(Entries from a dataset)
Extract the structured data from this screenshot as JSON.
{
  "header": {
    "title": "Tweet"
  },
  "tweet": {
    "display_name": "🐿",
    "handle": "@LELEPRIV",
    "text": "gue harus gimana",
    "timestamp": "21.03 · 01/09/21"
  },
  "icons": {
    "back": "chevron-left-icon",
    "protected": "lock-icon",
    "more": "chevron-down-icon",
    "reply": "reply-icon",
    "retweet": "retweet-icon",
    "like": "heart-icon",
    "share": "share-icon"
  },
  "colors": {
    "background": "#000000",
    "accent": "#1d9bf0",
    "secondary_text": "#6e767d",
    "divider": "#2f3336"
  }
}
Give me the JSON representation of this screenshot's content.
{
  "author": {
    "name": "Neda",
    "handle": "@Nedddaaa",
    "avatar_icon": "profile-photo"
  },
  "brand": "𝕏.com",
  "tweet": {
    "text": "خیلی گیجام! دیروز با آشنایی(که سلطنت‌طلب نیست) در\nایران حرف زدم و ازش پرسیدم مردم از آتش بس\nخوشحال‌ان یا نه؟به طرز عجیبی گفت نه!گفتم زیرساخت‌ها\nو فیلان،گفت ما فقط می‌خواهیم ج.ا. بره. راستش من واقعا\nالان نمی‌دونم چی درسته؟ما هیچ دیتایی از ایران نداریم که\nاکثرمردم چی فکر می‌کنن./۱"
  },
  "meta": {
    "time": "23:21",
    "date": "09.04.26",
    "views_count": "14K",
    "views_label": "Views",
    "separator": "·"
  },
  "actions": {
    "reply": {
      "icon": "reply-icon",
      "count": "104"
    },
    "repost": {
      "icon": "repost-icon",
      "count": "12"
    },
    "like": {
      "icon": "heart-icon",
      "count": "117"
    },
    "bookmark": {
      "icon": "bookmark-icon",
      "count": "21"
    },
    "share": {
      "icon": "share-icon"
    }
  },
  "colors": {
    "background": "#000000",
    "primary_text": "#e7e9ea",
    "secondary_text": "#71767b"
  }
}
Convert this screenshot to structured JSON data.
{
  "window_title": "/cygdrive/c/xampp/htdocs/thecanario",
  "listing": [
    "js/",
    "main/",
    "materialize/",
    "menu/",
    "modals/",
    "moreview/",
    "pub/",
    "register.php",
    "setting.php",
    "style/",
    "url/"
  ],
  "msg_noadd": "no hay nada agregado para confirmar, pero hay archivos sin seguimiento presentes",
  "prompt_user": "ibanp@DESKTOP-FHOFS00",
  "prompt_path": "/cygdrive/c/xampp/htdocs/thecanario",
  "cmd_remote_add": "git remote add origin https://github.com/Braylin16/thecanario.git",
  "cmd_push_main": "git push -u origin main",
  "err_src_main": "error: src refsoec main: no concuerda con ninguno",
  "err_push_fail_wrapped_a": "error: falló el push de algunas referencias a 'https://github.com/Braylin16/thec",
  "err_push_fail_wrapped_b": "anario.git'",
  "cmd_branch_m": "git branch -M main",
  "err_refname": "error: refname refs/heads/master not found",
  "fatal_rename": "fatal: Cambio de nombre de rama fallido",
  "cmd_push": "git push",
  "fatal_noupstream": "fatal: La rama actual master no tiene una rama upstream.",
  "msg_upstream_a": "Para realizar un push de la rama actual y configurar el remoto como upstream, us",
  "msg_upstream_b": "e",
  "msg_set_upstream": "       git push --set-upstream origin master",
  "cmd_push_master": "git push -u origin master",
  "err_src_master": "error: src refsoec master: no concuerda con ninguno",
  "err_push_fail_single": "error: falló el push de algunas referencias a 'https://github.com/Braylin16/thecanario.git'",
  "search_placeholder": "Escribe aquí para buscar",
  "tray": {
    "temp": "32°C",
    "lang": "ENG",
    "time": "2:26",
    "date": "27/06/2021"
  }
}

(Job) Your task is to print all of the records exactly.

(The response)
Extract the structured data from this screenshot as JSON.
{
  "header": {
    "title": "Tweet"
  },
  "tweet": {
    "display_name": "🐿",
    "handle": "@LELEPRIV",
    "text": "gue harus gimana",
    "timestamp": "21.03 · 01/09/21"
  },
  "icons": {
    "back": "chevron-left-icon",
    "protected": "lock-icon",
    "more": "chevron-down-icon",
    "reply": "reply-icon",
    "retweet": "retweet-icon",
    "like": "heart-icon",
    "share": "share-icon"
  },
  "colors": {
    "background": "#000000",
    "accent": "#1d9bf0",
    "secondary_text": "#6e767d",
    "divider": "#2f3336"
  }
}
Give me the JSON representation of this screenshot's content.
{
  "author": {
    "name": "Neda",
    "handle": "@Nedddaaa",
    "avatar_icon": "profile-photo"
  },
  "brand": "𝕏.com",
  "tweet": {
    "text": "خیلی گیجام! دیروز با آشنایی(که سلطنت‌طلب نیست) در\nایران حرف زدم و ازش پرسیدم مردم از آتش بس\nخوشحال‌ان یا نه؟به طرز عجیبی گفت نه!گفتم زیرساخت‌ها\nو فیلان،گفت ما فقط می‌خواهیم ج.ا. بره. راستش من واقعا\nالان نمی‌دونم چی درسته؟ما هیچ دیتایی از ایران نداریم که\nاکثرمردم چی فکر می‌کنن./۱"
  },
  "meta": {
    "time": "23:21",
    "date": "09.04.26",
    "views_count": "14K",
    "views_label": "Views",
    "separator": "·"
  },
  "actions": {
    "reply": {
      "icon": "reply-icon",
      "count": "104"
    },
    "repost": {
      "icon": "repost-icon",
      "count": "12"
    },
    "like": {
      "icon": "heart-icon",
      "count": "117"
    },
    "bookmark": {
      "icon": "bookmark-icon",
      "count": "21"
    },
    "share": {
      "icon": "share-icon"
    }
  },
  "colors": {
    "background": "#000000",
    "primary_text": "#e7e9ea",
    "secondary_text": "#71767b"
  }
}
Convert this screenshot to structured JSON data.
{
  "window_title": "/cygdrive/c/xampp/htdocs/thecanario",
  "listing": [
    "js/",
    "main/",
    "materialize/",
    "menu/",
    "modals/",
    "moreview/",
    "pub/",
    "register.php",
    "setting.php",
    "style/",
    "url/"
  ],
  "msg_noadd": "no hay nada agregado para confirmar, pero hay archivos sin seguimiento presentes",
  "prompt_user": "ibanp@DESKTOP-FHOFS00",
  "prompt_path": "/cygdrive/c/xampp/htdocs/thecanario",
  "cmd_remote_add": "git remote add origin https://github.com/Braylin16/thecanario.git",
  "cmd_push_main": "git push -u origin main",
  "err_src_main": "error: src refsoec main: no concuerda con ninguno",
  "err_push_fail_wrapped_a": "error: falló el push de algunas referencias a 'https://github.com/Braylin16/thec",
  "err_push_fail_wrapped_b": "anario.git'",
  "cmd_branch_m": "git branch -M main",
  "err_refname": "error: refname refs/heads/master not found",
  "fatal_rename": "fatal: Cambio de nombre de rama fallido",
  "cmd_push": "git push",
  "fatal_noupstream": "fatal: La rama actual master no tiene una rama upstream.",
  "msg_upstream_a": "Para realizar un push de la rama actual y configurar el remoto como upstream, us",
  "msg_upstream_b": "e",
  "msg_set_upstream": "       git push --set-upstream origin master",
  "cmd_push_master": "git push -u origin master",
  "err_src_master": "error: src refsoec master: no concuerda con ninguno",
  "err_push_fail_single": "error: falló el push de algunas referencias a 'https://github.com/Braylin16/thecanario.git'",
  "search_placeholder": "Escribe aquí para buscar",
  "tray": {
    "temp": "32°C",
    "lang": "ENG",
    "time": "2:26",
    "date": "27/06/2021"
  }
}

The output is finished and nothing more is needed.